■ Exercise task ■
Repeat, without any change, the entries presented below.

START Material

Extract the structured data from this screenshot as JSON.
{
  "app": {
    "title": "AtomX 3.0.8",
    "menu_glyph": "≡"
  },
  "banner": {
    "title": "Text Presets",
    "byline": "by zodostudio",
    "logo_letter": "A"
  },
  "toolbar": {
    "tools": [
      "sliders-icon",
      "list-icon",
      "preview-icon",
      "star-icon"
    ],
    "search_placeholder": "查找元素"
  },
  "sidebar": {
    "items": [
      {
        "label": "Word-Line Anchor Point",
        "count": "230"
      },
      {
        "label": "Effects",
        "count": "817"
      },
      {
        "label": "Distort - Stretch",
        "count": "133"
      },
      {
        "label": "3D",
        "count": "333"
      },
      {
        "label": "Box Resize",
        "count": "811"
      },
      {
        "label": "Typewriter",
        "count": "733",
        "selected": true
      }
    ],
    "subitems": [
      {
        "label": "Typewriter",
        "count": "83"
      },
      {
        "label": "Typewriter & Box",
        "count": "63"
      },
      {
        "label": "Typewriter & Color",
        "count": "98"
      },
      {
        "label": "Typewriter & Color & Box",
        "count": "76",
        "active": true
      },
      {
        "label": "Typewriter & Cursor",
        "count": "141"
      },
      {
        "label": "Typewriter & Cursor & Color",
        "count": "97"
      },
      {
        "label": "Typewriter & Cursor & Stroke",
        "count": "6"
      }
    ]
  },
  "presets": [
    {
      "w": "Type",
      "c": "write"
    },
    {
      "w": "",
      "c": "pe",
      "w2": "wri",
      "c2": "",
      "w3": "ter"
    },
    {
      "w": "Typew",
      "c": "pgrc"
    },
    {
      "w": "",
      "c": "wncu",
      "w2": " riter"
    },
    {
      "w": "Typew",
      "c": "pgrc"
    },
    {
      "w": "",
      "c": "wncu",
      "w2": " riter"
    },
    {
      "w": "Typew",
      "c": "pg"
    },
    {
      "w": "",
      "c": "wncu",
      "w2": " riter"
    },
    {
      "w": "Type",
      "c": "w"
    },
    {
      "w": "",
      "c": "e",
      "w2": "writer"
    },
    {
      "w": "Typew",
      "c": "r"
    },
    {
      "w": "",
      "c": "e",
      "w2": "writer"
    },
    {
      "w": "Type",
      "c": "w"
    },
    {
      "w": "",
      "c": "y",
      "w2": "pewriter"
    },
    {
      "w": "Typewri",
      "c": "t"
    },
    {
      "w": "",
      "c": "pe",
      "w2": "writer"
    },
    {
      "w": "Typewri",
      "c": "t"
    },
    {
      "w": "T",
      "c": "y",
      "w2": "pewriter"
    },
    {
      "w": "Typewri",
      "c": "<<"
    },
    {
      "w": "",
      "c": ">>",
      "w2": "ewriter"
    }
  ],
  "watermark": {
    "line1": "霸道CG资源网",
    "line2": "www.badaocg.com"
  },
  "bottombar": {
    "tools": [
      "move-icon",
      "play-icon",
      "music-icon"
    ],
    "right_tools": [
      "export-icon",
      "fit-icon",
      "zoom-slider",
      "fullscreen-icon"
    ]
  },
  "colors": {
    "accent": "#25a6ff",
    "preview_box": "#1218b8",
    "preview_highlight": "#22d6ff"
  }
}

END Material

■ Solution for this exercise ■
Extract the structured data from this screenshot as JSON.
{
  "app": {
    "title": "AtomX 3.0.8",
    "menu_glyph": "≡"
  },
  "banner": {
    "title": "Text Presets",
    "byline": "by zodostudio",
    "logo_letter": "A"
  },
  "toolbar": {
    "tools": [
      "sliders-icon",
      "list-icon",
      "preview-icon",
      "star-icon"
    ],
    "search_placeholder": "查找元素"
  },
  "sidebar": {
    "items": [
      {
        "label": "Word-Line Anchor Point",
        "count": "230"
      },
      {
        "label": "Effects",
        "count": "817"
      },
      {
        "label": "Distort - Stretch",
        "count": "133"
      },
      {
        "label": "3D",
        "count": "333"
      },
      {
        "label": "Box Resize",
        "count": "811"
      },
      {
        "label": "Typewriter",
        "count": "733",
        "selected": true
      }
    ],
    "subitems": [
      {
        "label": "Typewriter",
        "count": "83"
      },
      {
        "label": "Typewriter & Box",
        "count": "63"
      },
      {
        "label": "Typewriter & Color",
        "count": "98"
      },
      {
        "label": "Typewriter & Color & Box",
        "count": "76",
        "active": true
      },
      {
        "label": "Typewriter & Cursor",
        "count": "141"
      },
      {
        "label": "Typewriter & Cursor & Color",
        "count": "97"
      },
      {
        "label": "Typewriter & Cursor & Stroke",
        "count": "6"
      }
    ]
  },
  "presets": [
    {
      "w": "Type",
      "c": "write"
    },
    {
      "w": "",
      "c": "pe",
      "w2": "wri",
      "c2": "",
      "w3": "ter"
    },
    {
      "w": "Typew",
      "c": "pgrc"
    },
    {
      "w": "",
      "c": "wncu",
      "w2": " riter"
    },
    {
      "w": "Typew",
      "c": "pgrc"
    },
    {
      "w": "",
      "c": "wncu",
      "w2": " riter"
    },
    {
      "w": "Typew",
      "c": "pg"
    },
    {
      "w": "",
      "c": "wncu",
      "w2": " riter"
    },
    {
      "w": "Type",
      "c": "w"
    },
    {
      "w": "",
      "c": "e",
      "w2": "writer"
    },
    {
      "w": "Typew",
      "c": "r"
    },
    {
      "w": "",
      "c": "e",
      "w2": "writer"
    },
    {
      "w": "Type",
      "c": "w"
    },
    {
      "w": "",
      "c": "y",
      "w2": "pewriter"
    },
    {
      "w": "Typewri",
      "c": "t"
    },
    {
      "w": "",
      "c": "pe",
      "w2": "writer"
    },
    {
      "w": "Typewri",
      "c": "t"
    },
    {
      "w": "T",
      "c": "y",
      "w2": "pewriter"
    },
    {
      "w": "Typewri",
      "c": "<<"
    },
    {
      "w": "",
      "c": ">>",
      "w2": "ewriter"
    }
  ],
  "watermark": {
    "line1": "霸道CG资源网",
    "line2": "www.badaocg.com"
  },
  "bottombar": {
    "tools": [
      "move-icon",
      "play-icon",
      "music-icon"
    ],
    "right_tools": [
      "export-icon",
      "fit-icon",
      "zoom-slider",
      "fullscreen-icon"
    ]
  },
  "colors": {
    "accent": "#25a6ff",
    "preview_box": "#1218b8",
    "preview_highlight": "#22d6ff"
  }
}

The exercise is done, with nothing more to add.